>>>>>
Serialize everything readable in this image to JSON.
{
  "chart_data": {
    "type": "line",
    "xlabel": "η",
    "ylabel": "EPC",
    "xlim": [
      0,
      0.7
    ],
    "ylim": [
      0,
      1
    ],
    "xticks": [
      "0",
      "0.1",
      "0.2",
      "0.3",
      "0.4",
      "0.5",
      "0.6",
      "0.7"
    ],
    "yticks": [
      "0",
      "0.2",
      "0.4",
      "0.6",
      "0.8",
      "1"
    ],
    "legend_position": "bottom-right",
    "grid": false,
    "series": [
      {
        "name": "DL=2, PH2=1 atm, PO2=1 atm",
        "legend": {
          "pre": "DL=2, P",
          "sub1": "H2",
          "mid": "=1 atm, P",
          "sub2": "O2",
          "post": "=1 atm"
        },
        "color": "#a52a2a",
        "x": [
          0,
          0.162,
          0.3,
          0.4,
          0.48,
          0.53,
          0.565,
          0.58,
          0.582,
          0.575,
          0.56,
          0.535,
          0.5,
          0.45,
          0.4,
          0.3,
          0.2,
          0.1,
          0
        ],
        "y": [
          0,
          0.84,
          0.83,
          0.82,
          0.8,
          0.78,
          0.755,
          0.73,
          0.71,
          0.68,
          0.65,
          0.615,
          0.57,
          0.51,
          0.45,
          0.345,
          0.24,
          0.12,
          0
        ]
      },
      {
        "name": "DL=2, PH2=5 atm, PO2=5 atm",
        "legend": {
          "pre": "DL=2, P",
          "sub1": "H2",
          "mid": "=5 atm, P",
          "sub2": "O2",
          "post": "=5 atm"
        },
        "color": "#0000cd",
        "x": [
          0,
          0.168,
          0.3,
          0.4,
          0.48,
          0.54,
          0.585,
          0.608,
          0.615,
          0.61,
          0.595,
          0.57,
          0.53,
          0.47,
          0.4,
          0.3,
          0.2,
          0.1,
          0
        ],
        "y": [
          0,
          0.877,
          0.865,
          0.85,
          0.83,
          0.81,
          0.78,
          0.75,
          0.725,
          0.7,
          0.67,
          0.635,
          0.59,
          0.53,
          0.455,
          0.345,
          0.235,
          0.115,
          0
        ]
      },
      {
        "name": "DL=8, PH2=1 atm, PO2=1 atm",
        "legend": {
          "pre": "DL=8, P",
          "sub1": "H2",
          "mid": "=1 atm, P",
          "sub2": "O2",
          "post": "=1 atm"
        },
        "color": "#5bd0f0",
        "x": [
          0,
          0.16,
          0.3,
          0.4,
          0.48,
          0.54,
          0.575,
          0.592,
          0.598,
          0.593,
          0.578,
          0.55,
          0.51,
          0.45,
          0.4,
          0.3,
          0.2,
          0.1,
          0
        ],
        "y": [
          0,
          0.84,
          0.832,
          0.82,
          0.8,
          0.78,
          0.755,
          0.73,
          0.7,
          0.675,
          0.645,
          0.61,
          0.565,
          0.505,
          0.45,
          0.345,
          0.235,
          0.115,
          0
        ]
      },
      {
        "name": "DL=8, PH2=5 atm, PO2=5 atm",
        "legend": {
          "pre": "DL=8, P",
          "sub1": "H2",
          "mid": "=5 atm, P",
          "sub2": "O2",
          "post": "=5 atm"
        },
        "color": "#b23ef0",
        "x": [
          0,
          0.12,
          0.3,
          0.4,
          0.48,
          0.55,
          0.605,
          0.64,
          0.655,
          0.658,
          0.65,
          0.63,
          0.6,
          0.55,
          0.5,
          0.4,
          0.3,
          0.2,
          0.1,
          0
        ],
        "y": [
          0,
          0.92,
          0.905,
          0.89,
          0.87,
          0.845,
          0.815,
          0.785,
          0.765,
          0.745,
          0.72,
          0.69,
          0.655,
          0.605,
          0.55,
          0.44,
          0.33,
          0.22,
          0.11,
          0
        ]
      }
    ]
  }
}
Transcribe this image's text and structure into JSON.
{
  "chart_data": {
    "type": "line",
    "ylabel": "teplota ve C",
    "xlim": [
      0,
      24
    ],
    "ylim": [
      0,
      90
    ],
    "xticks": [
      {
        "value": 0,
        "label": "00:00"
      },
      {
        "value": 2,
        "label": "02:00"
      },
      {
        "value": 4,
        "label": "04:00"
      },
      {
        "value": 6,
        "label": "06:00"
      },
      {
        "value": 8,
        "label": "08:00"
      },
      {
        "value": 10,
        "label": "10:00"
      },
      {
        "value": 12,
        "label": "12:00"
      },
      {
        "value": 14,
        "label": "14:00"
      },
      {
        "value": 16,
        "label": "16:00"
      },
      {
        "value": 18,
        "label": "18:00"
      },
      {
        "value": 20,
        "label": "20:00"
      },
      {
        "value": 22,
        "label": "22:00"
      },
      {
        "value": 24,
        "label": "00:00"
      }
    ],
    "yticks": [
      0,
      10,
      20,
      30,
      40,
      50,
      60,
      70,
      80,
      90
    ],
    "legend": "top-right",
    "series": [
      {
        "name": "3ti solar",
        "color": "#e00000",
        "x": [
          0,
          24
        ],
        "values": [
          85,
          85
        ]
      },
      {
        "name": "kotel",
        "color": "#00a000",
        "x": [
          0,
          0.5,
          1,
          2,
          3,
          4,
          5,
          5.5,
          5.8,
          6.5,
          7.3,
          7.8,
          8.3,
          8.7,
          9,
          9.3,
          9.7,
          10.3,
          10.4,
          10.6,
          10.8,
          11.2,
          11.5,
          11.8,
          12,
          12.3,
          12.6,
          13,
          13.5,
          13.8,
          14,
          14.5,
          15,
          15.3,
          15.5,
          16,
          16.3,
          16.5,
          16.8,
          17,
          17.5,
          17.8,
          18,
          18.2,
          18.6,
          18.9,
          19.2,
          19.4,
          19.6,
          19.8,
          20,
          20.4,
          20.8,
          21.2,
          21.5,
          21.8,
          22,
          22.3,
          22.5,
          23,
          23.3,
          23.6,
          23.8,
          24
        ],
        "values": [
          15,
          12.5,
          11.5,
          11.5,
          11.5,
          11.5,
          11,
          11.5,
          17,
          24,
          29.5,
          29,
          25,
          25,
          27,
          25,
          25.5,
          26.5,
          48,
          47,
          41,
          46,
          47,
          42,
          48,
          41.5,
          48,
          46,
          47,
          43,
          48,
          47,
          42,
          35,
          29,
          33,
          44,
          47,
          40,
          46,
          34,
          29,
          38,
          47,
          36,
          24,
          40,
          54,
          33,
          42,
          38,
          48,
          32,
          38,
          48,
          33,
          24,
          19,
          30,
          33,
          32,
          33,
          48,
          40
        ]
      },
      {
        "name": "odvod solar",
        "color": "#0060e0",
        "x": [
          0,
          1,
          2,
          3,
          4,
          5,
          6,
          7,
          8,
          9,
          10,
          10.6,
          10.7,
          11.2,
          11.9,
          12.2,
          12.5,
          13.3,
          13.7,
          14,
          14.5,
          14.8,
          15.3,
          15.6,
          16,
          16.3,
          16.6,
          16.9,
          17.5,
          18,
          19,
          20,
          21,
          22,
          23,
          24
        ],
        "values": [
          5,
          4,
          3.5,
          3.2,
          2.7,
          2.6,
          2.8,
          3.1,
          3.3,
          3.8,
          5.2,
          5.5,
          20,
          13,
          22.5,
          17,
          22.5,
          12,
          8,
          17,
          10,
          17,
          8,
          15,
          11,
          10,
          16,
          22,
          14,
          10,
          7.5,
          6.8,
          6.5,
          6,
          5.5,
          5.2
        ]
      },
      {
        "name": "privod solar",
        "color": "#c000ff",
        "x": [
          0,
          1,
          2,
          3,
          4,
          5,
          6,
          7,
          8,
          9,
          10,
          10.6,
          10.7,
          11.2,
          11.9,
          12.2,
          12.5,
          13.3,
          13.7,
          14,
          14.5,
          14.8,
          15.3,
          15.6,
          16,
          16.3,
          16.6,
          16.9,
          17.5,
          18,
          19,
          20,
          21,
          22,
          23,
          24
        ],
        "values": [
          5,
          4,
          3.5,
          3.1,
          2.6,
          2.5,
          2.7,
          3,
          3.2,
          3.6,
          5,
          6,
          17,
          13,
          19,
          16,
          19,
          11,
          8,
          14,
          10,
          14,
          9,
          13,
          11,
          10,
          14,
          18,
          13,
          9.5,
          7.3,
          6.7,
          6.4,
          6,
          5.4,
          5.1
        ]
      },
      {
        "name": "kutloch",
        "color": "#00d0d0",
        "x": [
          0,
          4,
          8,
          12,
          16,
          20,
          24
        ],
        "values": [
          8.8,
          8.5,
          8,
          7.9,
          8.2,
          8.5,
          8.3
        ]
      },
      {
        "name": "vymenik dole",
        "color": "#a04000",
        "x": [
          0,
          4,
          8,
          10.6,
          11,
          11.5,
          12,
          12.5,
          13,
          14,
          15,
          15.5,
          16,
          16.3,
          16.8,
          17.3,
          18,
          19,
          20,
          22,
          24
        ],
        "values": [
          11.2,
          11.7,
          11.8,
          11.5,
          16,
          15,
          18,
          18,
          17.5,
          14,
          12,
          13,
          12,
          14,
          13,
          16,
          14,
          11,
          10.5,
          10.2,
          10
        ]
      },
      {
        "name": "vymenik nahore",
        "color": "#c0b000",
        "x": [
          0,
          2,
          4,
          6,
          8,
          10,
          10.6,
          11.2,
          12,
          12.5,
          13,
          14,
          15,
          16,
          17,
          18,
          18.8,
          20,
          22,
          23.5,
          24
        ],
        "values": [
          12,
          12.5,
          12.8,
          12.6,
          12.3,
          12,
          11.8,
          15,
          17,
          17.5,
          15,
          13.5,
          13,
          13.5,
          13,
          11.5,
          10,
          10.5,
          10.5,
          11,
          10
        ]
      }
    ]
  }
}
<<<<<
Which lines contain "name"? Copy each of them out.

        "name": "DL=2, PH2=1 atm, PO2=1 atm",
        "name": "DL=2, PH2=5 atm, PO2=5 atm",
        "name": "DL=8, PH2=1 atm, PO2=1 atm",
        "name": "DL=8, PH2=5 atm, PO2=5 atm",
        "name": "3ti solar",
        "name": "kotel",
        "name": "odvod solar",
        "name": "privod solar",
        "name": "kutloch",
        "name": "vymenik dole",
        "name": "vymenik nahore",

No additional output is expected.